### The input
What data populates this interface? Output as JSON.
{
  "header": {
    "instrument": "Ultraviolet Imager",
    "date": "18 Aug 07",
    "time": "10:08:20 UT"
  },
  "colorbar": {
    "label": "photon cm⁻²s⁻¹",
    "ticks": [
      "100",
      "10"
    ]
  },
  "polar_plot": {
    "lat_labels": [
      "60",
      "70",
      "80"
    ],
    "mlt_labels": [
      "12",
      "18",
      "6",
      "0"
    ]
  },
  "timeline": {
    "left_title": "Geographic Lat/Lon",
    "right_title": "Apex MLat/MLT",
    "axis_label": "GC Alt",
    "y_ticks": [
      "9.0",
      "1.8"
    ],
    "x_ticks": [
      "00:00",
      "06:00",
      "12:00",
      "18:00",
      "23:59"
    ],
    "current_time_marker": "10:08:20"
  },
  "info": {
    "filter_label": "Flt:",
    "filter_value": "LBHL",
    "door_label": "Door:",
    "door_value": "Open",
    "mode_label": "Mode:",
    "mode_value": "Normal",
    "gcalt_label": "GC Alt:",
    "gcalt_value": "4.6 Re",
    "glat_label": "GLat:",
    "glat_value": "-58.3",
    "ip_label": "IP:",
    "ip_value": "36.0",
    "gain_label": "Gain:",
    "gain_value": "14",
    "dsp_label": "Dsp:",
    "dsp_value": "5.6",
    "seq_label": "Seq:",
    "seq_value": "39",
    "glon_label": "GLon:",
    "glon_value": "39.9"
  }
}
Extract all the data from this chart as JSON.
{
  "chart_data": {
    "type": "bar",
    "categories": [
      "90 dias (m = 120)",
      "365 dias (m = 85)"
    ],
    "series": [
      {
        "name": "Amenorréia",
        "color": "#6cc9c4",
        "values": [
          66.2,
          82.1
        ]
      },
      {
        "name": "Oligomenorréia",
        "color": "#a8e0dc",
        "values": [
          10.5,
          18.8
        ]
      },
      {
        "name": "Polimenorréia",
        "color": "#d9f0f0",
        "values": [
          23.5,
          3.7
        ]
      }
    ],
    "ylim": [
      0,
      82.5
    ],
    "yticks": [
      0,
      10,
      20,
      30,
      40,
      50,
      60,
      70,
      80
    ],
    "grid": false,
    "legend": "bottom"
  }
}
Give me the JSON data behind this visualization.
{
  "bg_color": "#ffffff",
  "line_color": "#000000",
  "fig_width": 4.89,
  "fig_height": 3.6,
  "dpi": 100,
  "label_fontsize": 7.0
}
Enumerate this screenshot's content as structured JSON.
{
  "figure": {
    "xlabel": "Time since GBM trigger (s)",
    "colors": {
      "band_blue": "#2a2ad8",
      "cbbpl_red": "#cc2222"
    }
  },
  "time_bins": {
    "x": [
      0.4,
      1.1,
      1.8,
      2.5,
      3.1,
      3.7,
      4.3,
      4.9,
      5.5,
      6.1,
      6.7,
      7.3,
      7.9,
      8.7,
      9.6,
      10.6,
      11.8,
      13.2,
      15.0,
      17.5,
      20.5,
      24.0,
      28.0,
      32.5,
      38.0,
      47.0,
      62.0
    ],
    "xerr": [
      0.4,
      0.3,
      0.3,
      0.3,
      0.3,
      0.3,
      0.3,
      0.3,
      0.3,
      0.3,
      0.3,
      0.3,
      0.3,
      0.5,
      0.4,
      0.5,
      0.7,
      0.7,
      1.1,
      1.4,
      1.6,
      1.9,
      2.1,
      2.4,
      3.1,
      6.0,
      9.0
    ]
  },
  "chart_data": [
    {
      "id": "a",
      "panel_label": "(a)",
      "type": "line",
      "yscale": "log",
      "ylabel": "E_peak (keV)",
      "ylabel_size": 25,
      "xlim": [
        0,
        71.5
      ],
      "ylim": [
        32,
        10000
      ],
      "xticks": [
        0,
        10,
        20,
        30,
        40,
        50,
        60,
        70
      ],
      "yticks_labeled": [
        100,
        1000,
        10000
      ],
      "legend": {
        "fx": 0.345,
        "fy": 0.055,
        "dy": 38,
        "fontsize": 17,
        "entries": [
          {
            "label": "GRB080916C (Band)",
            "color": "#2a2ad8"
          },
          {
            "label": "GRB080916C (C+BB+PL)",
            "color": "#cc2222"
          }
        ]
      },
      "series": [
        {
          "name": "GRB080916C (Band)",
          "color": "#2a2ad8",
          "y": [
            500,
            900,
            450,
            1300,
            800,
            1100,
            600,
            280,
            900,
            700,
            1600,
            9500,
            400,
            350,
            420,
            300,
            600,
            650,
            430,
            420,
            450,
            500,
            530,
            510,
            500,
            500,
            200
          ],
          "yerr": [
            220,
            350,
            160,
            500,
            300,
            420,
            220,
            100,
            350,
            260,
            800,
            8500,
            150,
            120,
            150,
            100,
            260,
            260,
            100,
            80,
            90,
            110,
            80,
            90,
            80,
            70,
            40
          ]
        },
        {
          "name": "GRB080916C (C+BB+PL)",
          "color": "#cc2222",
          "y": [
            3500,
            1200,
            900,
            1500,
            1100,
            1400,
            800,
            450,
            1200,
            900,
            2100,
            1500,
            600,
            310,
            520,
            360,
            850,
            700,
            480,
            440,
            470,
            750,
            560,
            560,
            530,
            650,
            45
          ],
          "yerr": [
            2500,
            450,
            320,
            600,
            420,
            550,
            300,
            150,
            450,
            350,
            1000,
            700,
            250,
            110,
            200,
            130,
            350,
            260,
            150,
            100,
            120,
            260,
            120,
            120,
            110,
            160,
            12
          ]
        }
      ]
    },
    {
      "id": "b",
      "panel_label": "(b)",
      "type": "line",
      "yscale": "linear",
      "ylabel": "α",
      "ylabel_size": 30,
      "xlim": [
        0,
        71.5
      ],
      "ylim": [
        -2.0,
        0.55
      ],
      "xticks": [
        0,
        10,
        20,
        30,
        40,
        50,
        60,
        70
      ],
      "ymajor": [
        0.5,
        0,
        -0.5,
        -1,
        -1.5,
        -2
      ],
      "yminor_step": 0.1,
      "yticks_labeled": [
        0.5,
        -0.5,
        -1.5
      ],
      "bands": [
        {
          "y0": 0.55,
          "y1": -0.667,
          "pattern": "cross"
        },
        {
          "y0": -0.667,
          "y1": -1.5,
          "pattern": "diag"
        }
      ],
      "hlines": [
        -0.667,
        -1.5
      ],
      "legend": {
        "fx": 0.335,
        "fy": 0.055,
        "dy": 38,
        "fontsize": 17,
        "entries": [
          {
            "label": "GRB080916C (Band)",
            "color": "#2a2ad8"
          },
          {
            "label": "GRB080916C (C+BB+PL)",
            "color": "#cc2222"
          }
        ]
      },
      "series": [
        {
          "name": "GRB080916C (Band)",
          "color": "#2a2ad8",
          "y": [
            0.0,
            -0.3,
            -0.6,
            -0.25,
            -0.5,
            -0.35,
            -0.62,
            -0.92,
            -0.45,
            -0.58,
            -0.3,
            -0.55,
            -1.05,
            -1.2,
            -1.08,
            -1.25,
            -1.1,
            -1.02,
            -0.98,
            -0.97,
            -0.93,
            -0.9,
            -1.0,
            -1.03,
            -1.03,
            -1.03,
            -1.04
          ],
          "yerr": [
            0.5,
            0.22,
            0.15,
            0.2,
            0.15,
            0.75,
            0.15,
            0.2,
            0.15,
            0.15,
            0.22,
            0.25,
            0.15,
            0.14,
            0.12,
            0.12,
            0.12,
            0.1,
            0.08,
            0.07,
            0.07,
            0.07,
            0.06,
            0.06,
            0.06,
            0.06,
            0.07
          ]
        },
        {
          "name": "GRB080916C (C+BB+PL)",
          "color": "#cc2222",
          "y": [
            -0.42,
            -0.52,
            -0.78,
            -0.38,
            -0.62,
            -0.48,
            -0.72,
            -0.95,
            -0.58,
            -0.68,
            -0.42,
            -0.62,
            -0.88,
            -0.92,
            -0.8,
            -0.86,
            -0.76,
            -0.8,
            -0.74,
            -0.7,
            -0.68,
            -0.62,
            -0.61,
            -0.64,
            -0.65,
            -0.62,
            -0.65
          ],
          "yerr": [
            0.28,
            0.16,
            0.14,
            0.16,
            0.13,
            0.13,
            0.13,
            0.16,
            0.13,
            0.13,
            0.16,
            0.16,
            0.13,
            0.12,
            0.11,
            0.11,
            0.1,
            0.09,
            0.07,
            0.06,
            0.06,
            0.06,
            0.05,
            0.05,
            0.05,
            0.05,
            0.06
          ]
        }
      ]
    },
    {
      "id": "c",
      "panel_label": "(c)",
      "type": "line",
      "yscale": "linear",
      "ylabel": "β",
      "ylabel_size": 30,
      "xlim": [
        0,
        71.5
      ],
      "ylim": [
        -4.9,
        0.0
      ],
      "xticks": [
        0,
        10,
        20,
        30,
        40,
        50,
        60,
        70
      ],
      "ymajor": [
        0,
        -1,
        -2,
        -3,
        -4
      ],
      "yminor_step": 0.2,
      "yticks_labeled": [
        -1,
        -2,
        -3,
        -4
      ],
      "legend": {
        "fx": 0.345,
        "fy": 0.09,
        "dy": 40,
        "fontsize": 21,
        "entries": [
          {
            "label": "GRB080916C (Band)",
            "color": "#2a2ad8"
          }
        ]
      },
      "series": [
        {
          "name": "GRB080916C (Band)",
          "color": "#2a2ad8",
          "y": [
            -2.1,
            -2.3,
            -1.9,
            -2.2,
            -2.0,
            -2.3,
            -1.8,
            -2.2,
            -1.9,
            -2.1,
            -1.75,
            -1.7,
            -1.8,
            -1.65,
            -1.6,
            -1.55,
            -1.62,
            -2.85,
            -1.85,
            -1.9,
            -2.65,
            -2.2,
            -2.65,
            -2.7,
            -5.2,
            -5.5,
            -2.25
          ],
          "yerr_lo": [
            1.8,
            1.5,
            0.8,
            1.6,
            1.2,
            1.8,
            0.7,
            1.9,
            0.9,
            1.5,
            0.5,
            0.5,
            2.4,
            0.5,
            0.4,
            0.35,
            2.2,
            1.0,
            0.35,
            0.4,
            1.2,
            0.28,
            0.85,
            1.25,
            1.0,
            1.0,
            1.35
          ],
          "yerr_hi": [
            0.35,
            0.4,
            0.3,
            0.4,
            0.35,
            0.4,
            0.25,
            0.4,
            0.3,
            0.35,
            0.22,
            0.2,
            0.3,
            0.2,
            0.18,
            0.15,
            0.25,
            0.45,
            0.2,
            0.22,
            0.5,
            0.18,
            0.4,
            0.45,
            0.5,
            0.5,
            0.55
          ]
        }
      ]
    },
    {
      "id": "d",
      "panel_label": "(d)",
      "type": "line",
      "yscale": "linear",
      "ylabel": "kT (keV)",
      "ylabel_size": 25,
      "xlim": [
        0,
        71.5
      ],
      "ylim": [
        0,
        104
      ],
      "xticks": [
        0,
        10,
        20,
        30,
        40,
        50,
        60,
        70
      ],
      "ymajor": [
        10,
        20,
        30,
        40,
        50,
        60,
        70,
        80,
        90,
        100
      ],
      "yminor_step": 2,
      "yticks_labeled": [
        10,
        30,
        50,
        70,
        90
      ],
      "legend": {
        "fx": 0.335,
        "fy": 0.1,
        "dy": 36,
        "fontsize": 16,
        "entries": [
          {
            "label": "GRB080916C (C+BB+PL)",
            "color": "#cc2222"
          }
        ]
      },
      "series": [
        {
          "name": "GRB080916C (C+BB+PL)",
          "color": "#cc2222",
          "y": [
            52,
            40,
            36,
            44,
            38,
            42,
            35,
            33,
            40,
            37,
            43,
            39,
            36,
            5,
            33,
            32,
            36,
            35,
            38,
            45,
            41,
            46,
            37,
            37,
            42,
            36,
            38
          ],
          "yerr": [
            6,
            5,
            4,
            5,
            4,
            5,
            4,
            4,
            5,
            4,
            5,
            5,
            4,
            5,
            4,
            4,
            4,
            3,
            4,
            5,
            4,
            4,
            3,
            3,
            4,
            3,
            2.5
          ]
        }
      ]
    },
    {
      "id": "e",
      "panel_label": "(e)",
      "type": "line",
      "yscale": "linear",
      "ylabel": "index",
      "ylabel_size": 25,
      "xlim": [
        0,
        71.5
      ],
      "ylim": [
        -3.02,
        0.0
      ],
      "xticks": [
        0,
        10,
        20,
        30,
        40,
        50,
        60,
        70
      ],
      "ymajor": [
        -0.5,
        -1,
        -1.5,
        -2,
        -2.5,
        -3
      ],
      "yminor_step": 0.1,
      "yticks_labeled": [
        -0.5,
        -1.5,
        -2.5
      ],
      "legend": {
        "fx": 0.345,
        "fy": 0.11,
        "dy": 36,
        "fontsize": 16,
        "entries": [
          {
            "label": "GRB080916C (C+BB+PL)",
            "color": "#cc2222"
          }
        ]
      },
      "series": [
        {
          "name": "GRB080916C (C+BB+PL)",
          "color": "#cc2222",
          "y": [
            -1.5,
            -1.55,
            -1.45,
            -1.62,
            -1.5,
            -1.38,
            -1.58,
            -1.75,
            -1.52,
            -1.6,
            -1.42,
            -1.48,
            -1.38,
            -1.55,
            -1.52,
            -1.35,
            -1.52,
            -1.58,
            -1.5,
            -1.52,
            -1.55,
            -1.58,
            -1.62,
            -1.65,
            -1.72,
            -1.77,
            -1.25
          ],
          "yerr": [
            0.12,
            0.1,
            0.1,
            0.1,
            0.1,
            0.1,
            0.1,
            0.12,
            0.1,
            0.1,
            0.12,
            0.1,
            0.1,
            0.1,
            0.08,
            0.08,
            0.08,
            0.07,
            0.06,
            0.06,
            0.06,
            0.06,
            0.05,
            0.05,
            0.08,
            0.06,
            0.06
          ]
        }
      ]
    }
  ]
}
######
• _Prompt_: Looking at the records above, work out how many lines include the word "this", then give that number by itself.

• _Full solution_: 4